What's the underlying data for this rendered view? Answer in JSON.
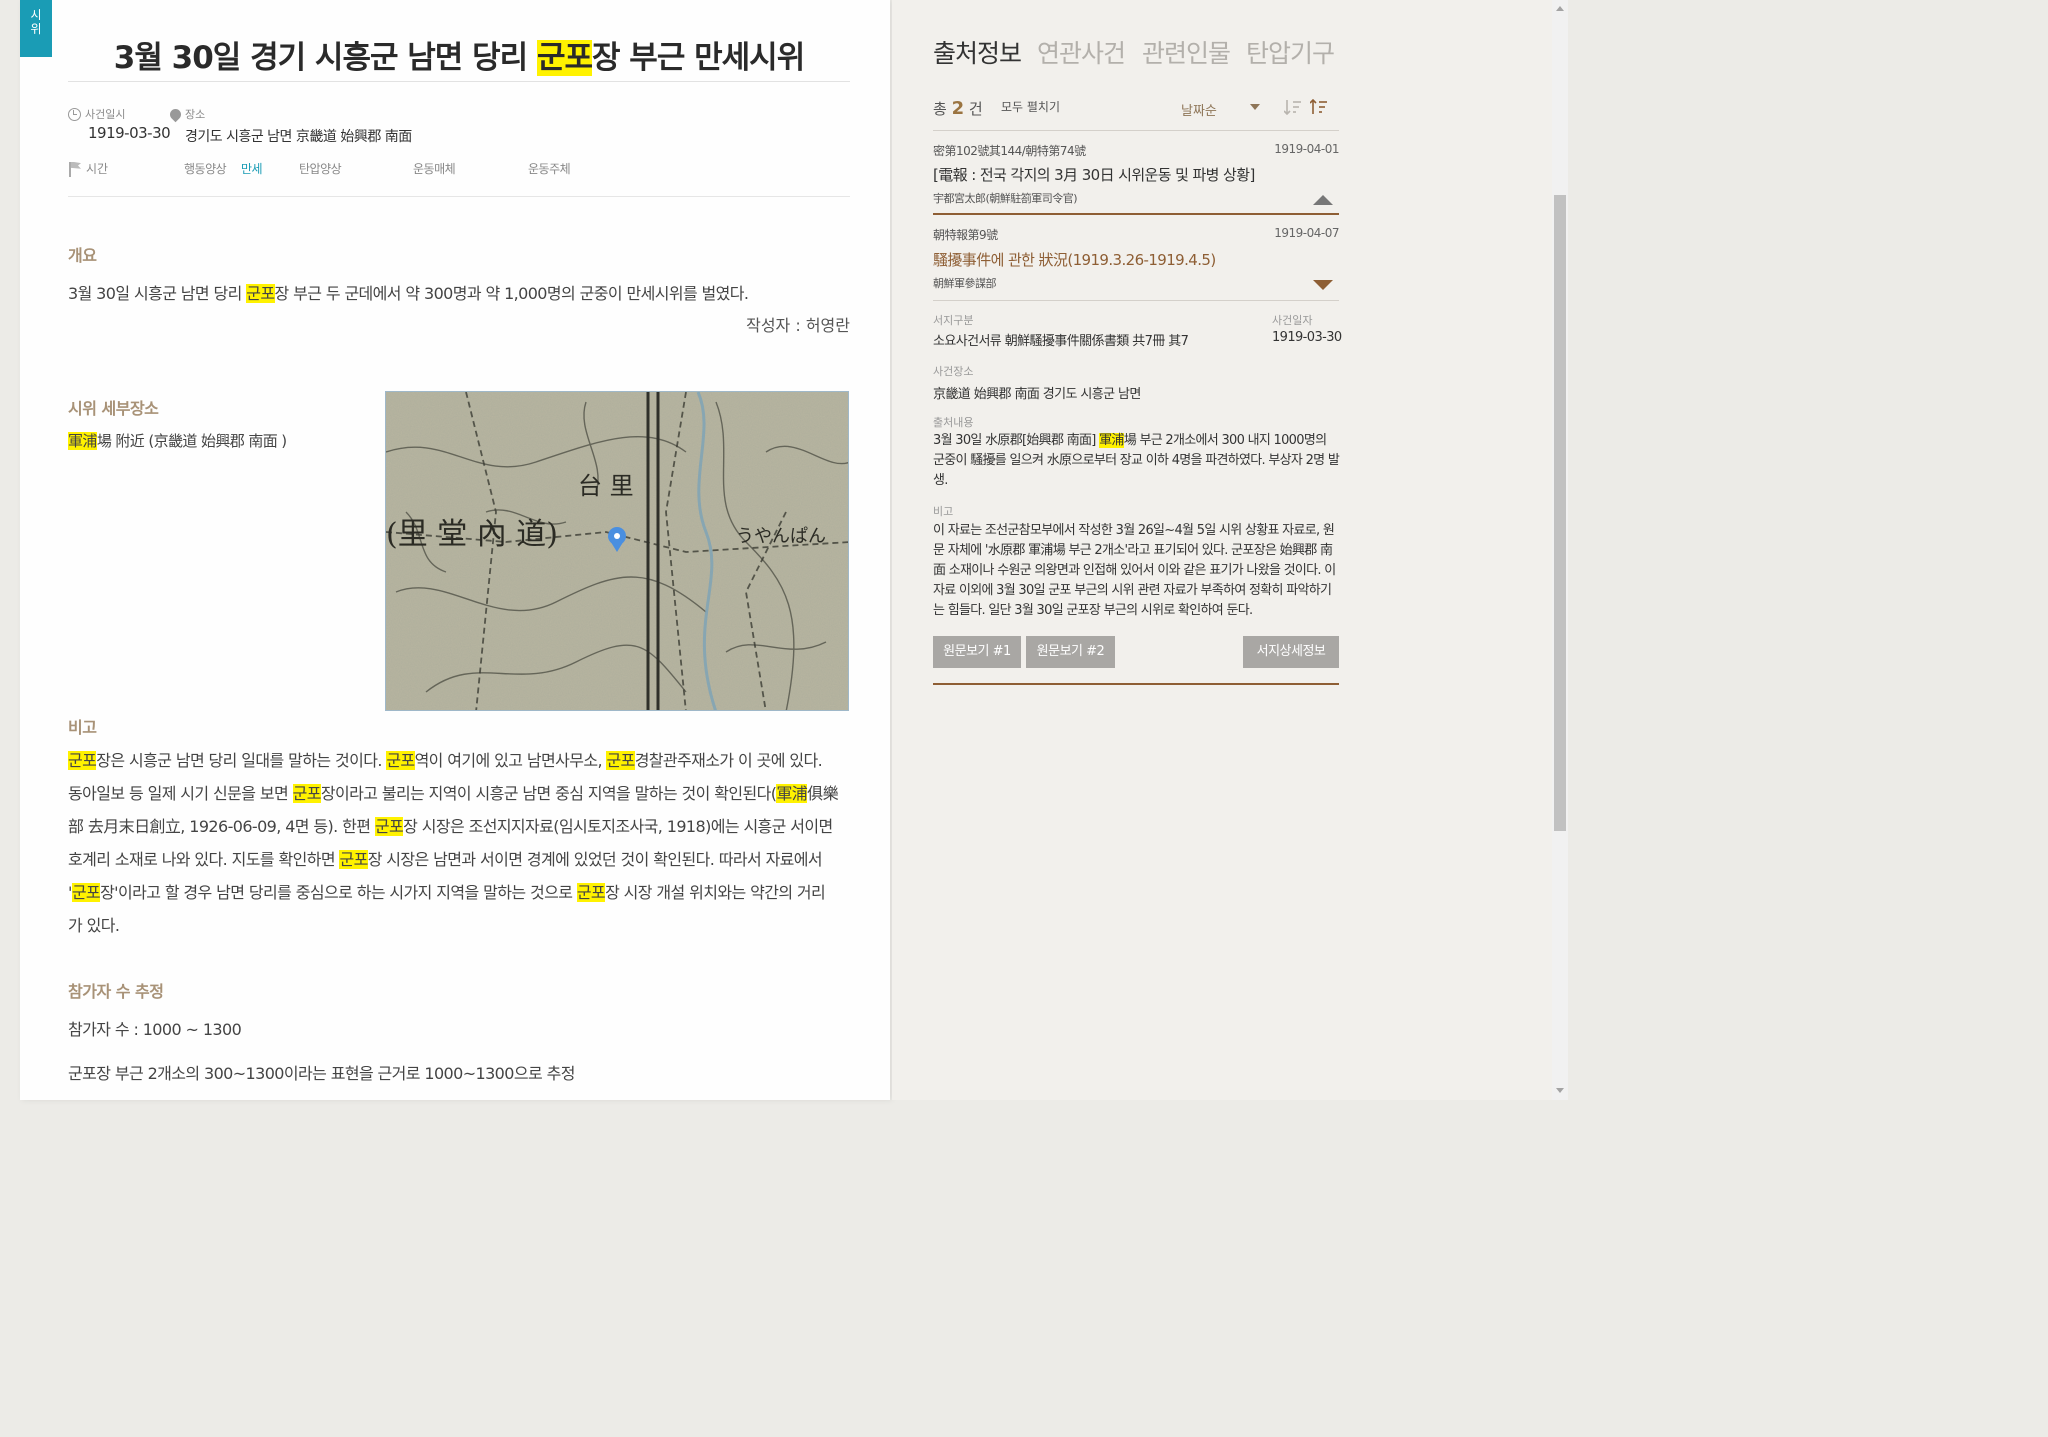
{
  "event": {
    "tag_chars": [
      "시",
      "위"
    ],
    "title_pre": "3월 30일 경기 시흥군 남면 당리 ",
    "title_hl": "군포",
    "title_post": "장 부근 만세시위",
    "date_label": "사건일시",
    "date_value": "1919-03-30",
    "place_label": "장소",
    "place_value": "경기도 시흥군 남면 京畿道 始興郡 南面",
    "categories": {
      "time_label": "시간",
      "action_label": "행동양상",
      "action_value": "만세",
      "oppression_label": "탄압양상",
      "medium_label": "운동매체",
      "subject_label": "운동주체"
    }
  },
  "overview": {
    "heading": "개요",
    "text_pre": "3월 30일 시흥군 남면 당리 ",
    "text_hl": "군포",
    "text_post": "장 부근 두 군데에서 약 300명과 약 1,000명의 군중이 만세시위를 벌였다.",
    "author": "작성자 : 허영란"
  },
  "place_detail": {
    "heading": "시위 세부장소",
    "text_hl": "軍浦",
    "text_post": "場 附近 (京畿道 始興郡 南面 )"
  },
  "remarks": {
    "heading": "비고",
    "segments": [
      {
        "hl": "군포"
      },
      {
        "t": "장은 시흥군 남면 당리 일대를 말하는 것이다. "
      },
      {
        "hl": "군포"
      },
      {
        "t": "역이 여기에 있고 남면사무소, "
      },
      {
        "hl": "군포"
      },
      {
        "t": "경찰관주재소가 이 곳에 있다. 동아일보 등 일제 시기 신문을 보면 "
      },
      {
        "hl": "군포"
      },
      {
        "t": "장이라고 불리는 지역이 시흥군 남면 중심 지역을 말하는 것이 확인된다("
      },
      {
        "hl": "軍浦"
      },
      {
        "t": "俱樂部 去月末日創立, 1926-06-09, 4면 등). 한편 "
      },
      {
        "hl": "군포"
      },
      {
        "t": "장 시장은 조선지지자료(임시토지조사국, 1918)에는 시흥군 서이면 호계리 소재로 나와 있다. 지도를 확인하면 "
      },
      {
        "hl": "군포"
      },
      {
        "t": "장 시장은 남면과 서이면 경계에 있었던 것이 확인된다. 따라서 자료에서 '"
      },
      {
        "hl": "군포"
      },
      {
        "t": "장'이라고 할 경우 남면 당리를 중심으로 하는 시가지 지역을 말하는 것으로 "
      },
      {
        "hl": "군포"
      },
      {
        "t": "장 시장 개설 위치와는 약간의 거리가 있다."
      }
    ]
  },
  "participants": {
    "heading": "참가자 수 추정",
    "count": "참가자 수 : 1000 ~ 1300",
    "basis": "군포장 부근 2개소의 300~1300이라는 표현을 근거로 1000~1300으로 추정"
  },
  "map": {
    "labels": [
      "(里 堂 內 道)",
      "台 里",
      "うやんぱん"
    ],
    "marker_color": "#4a8fe0"
  },
  "right_panel": {
    "tabs": [
      "출처정보",
      "연관사건",
      "관련인물",
      "탄압기구"
    ],
    "count_prefix": "총",
    "count": "2",
    "count_suffix": "건",
    "expand_all": "모두 펼치기",
    "sort_selected": "날짜순",
    "sources": [
      {
        "code": "密第102號其144/朝特第74號",
        "date": "1919-04-01",
        "title": "[電報 : 전국 각지의 3月 30日 시위운동 및 파병 상황]",
        "author": "宇都宮太郎(朝鮮駐箚軍司令官)",
        "expanded": false
      },
      {
        "code": "朝特報第9號",
        "date": "1919-04-07",
        "title": "騷擾事件에 관한 狀況(1919.3.26-1919.4.5)",
        "author": "朝鮮軍參謀部",
        "expanded": true
      }
    ],
    "detail": {
      "doc_type_label": "서지구분",
      "doc_type_value": "소요사건서류 朝鮮騷擾事件關係書類 共7冊 其7",
      "event_date_label": "사건일자",
      "event_date_value": "1919-03-30",
      "event_place_label": "사건장소",
      "event_place_value": "京畿道 始興郡 南面 경기도 시흥군 남면",
      "content_label": "출처내용",
      "content_pre": "3월 30일 水原郡[始興郡 南面] ",
      "content_hl": "軍浦",
      "content_post": "場 부근 2개소에서 300 내지 1000명의 군중이 騷擾를 일으켜 水原으로부터 장교 이하 4명을 파견하였다. 부상자 2명 발생.",
      "note_label": "비고",
      "note_text": "이 자료는 조선군참모부에서 작성한 3월 26일~4월 5일 시위 상황표 자료로, 원문 자체에 '水原郡 軍浦場 부근 2개소'라고 표기되어 있다. 군포장은 始興郡 南面 소재이나 수원군 의왕면과 인접해 있어서 이와 같은 표기가 나왔을 것이다. 이 자료 이외에 3월 30일 군포 부근의 시위 관련 자료가 부족하여 정확히 파악하기는 힘들다. 일단 3월 30일 군포장 부근의 시위로 확인하여 둔다."
    },
    "buttons": {
      "view1": "원문보기 #1",
      "view2": "원문보기 #2",
      "biblio": "서지상세정보"
    }
  },
  "colors": {
    "highlight": "#fff200",
    "accent_teal": "#1a9cb5",
    "accent_brown": "#8e5e34",
    "section_heading": "#a89277"
  }
}
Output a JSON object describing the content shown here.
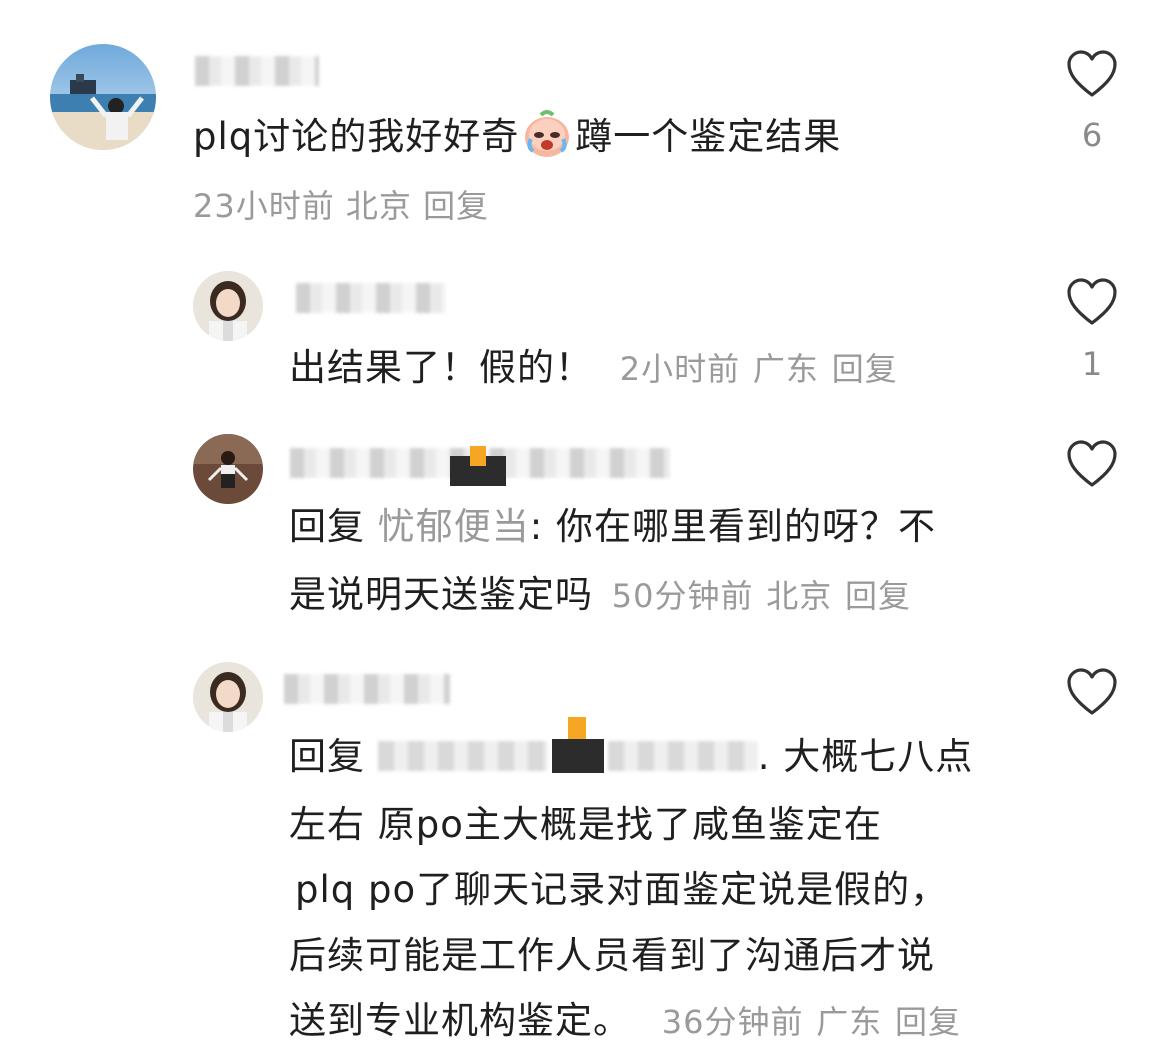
{
  "comments": [
    {
      "text": "plq讨论的我好好奇",
      "text_after_emoji": "蹲一个鉴定结果",
      "emoji_icon": "crying-face-emoji",
      "time": "23小时前",
      "location": "北京",
      "reply_label": "回复",
      "like_count": "6"
    }
  ],
  "replies": [
    {
      "text": "出结果了！假的！",
      "time": "2小时前",
      "location": "广东",
      "reply_label": "回复",
      "like_count": "1"
    },
    {
      "prefix": "回复",
      "mention": "忧郁便当",
      "line1": ": 你在哪里看到的呀？不",
      "line2": "是说明天送鉴定吗",
      "time": "50分钟前",
      "location": "北京",
      "reply_label": "回复"
    },
    {
      "prefix": "回复",
      "line1_tail": ". 大概七八点",
      "line2": "左右 原po主大概是找了咸鱼鉴定在",
      "line3": "plq po了聊天记录对面鉴定说是假的，",
      "line4": "后续可能是工作人员看到了沟通后才说",
      "line5": "送到专业机构鉴定。",
      "time": "36分钟前",
      "location": "广东",
      "reply_label": "回复"
    }
  ],
  "colors": {
    "text": "#1f1f1f",
    "meta": "#9a9a9a",
    "heart_stroke": "#333333"
  }
}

→ What you are asked to do
Repeat verbatim the lines from the one holding "Output a JSON" through the end of the listing above, both ends included, but not the pictures.

→ Finished task
Output a JSON object describing the content shown here.
{
  "comments": [
    {
      "text": "plq讨论的我好好奇",
      "text_after_emoji": "蹲一个鉴定结果",
      "emoji_icon": "crying-face-emoji",
      "time": "23小时前",
      "location": "北京",
      "reply_label": "回复",
      "like_count": "6"
    }
  ],
  "replies": [
    {
      "text": "出结果了！假的！",
      "time": "2小时前",
      "location": "广东",
      "reply_label": "回复",
      "like_count": "1"
    },
    {
      "prefix": "回复",
      "mention": "忧郁便当",
      "line1": ": 你在哪里看到的呀？不",
      "line2": "是说明天送鉴定吗",
      "time": "50分钟前",
      "location": "北京",
      "reply_label": "回复"
    },
    {
      "prefix": "回复",
      "line1_tail": ". 大概七八点",
      "line2": "左右 原po主大概是找了咸鱼鉴定在",
      "line3": "plq po了聊天记录对面鉴定说是假的，",
      "line4": "后续可能是工作人员看到了沟通后才说",
      "line5": "送到专业机构鉴定。",
      "time": "36分钟前",
      "location": "广东",
      "reply_label": "回复"
    }
  ],
  "colors": {
    "text": "#1f1f1f",
    "meta": "#9a9a9a",
    "heart_stroke": "#333333"
  }
}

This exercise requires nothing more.